- REQUIRED ACTION:
Determine the number of lines in the listing that include the string "Carbohydrates"; the reply consists of that number only.

- GIVEN INFORMATION:

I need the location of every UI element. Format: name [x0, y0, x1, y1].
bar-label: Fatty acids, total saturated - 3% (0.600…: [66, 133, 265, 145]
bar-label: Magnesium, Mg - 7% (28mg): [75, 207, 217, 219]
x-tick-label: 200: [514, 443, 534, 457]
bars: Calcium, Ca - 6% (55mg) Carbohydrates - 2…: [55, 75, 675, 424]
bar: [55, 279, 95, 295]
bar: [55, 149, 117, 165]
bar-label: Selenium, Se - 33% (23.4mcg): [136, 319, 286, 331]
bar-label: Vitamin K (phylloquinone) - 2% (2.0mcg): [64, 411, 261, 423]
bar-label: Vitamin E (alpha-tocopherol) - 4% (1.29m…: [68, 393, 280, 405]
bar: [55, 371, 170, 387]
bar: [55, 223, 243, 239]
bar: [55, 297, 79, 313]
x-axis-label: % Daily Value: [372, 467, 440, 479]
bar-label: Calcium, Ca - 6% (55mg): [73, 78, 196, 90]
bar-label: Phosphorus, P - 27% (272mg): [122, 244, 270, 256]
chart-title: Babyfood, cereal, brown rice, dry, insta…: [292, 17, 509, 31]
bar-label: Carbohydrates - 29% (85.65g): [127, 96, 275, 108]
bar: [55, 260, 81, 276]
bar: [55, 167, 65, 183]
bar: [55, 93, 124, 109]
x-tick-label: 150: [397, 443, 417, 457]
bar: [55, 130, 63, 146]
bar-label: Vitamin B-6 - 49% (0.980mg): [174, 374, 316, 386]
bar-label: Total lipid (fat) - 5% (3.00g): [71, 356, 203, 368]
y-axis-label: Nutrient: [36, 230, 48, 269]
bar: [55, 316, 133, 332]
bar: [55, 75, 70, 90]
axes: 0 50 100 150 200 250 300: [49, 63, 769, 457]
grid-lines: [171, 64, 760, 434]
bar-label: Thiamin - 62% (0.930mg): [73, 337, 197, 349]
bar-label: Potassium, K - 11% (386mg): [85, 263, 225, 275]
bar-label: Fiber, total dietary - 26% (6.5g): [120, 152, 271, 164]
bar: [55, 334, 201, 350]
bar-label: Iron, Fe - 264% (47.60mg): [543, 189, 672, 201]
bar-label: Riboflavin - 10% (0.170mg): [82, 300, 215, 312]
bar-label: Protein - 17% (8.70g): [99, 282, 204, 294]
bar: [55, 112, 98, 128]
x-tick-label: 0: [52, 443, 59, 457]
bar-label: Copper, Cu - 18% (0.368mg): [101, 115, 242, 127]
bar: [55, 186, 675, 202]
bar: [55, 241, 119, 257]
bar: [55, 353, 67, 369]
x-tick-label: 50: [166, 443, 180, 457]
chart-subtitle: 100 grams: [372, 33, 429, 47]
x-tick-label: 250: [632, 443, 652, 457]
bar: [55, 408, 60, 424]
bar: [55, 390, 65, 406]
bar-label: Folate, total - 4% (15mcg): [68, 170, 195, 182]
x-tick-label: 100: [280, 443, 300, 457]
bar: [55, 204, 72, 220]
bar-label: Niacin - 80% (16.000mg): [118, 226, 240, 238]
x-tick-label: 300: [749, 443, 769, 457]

- EXERCISE OUTPUT:
2